**Provided material:**
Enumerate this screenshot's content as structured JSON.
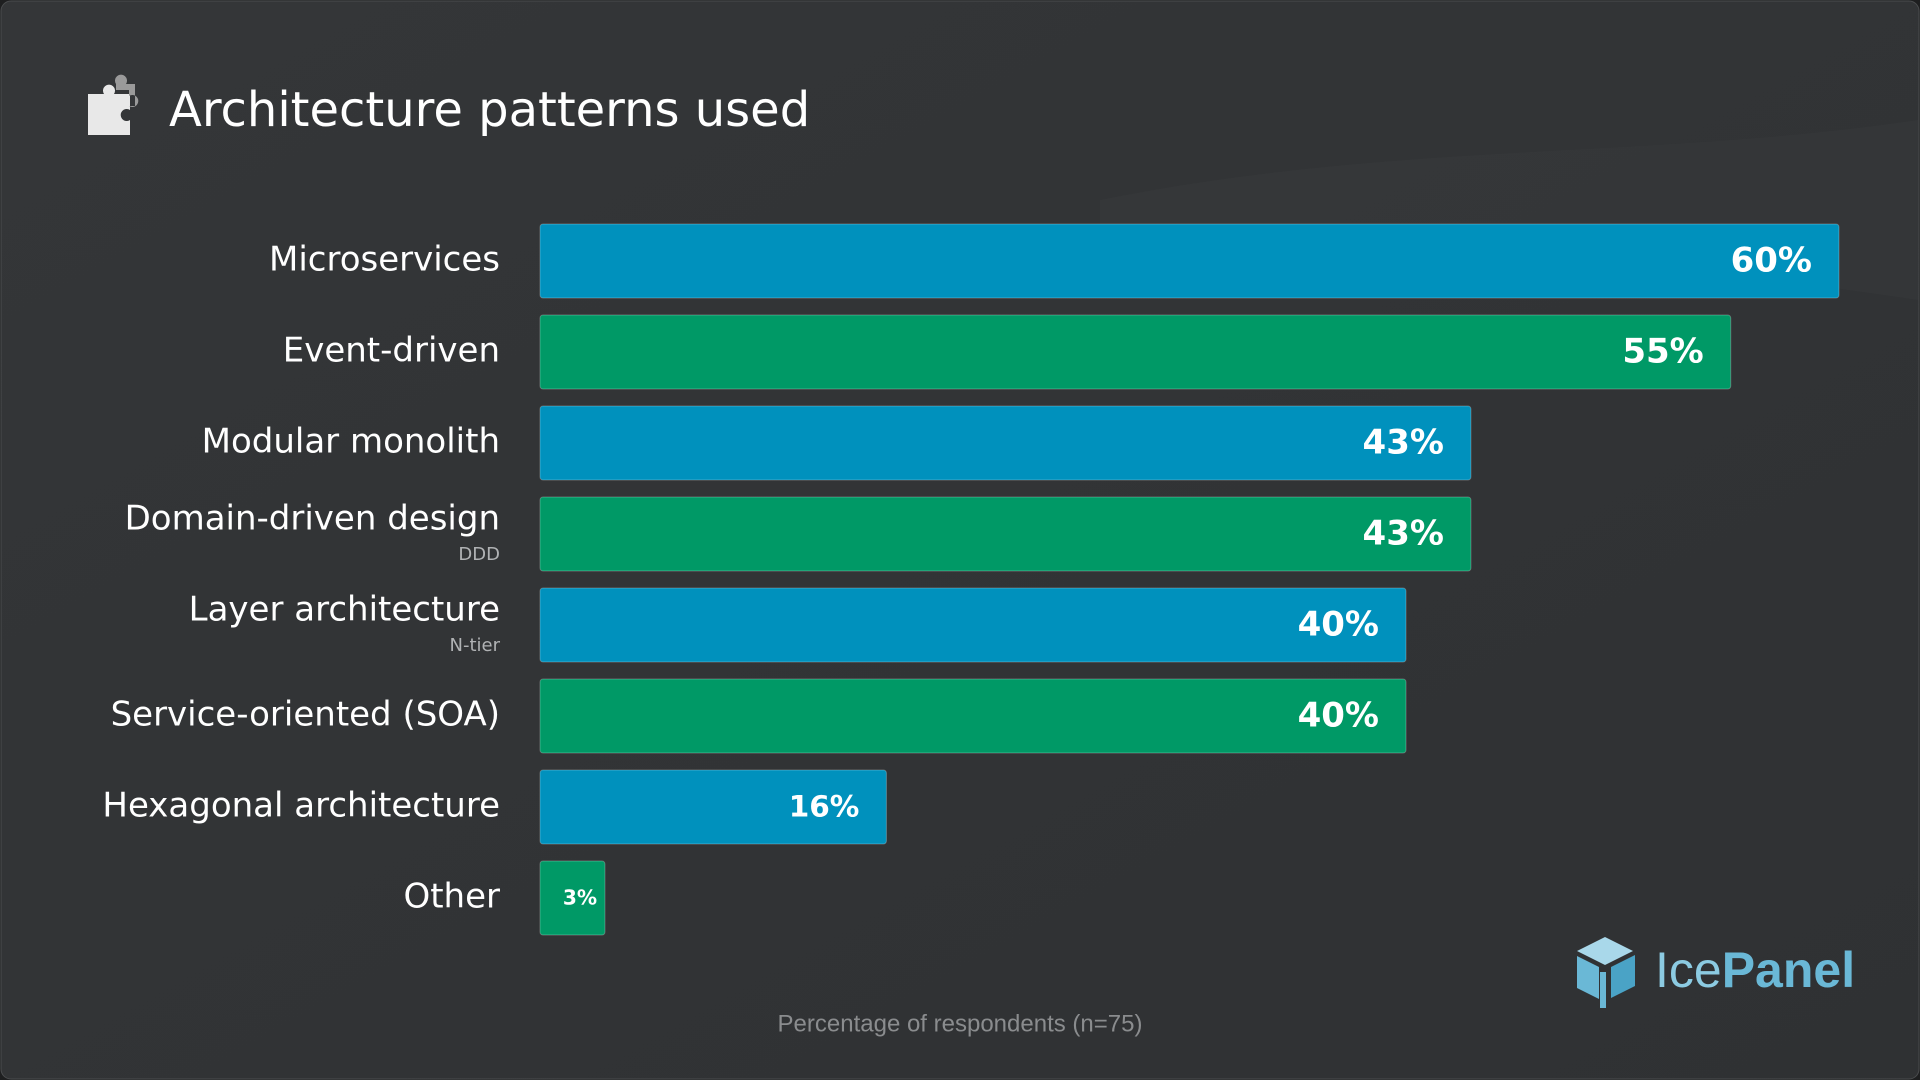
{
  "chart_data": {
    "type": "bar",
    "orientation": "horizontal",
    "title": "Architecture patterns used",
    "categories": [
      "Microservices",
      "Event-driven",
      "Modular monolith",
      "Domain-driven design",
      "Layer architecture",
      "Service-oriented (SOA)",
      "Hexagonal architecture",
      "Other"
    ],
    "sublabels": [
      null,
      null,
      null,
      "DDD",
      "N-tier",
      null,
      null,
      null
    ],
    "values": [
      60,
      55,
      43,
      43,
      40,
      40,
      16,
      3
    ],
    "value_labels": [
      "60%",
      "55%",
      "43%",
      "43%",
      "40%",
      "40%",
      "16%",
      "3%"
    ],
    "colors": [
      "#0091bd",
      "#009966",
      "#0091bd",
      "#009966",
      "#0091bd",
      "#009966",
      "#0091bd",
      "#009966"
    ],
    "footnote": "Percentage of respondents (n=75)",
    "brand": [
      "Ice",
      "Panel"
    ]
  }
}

**Your goal:**
Leave the images out, please, and restate each line word for word.

**The completed task:**
Enumerate this screenshot's content as structured JSON.
{
  "chart_data": {
    "type": "bar",
    "orientation": "horizontal",
    "title": "Architecture patterns used",
    "categories": [
      "Microservices",
      "Event-driven",
      "Modular monolith",
      "Domain-driven design",
      "Layer architecture",
      "Service-oriented (SOA)",
      "Hexagonal architecture",
      "Other"
    ],
    "sublabels": [
      null,
      null,
      null,
      "DDD",
      "N-tier",
      null,
      null,
      null
    ],
    "values": [
      60,
      55,
      43,
      43,
      40,
      40,
      16,
      3
    ],
    "value_labels": [
      "60%",
      "55%",
      "43%",
      "43%",
      "40%",
      "40%",
      "16%",
      "3%"
    ],
    "colors": [
      "#0091bd",
      "#009966",
      "#0091bd",
      "#009966",
      "#0091bd",
      "#009966",
      "#0091bd",
      "#009966"
    ],
    "footnote": "Percentage of respondents (n=75)",
    "brand": [
      "Ice",
      "Panel"
    ]
  }
}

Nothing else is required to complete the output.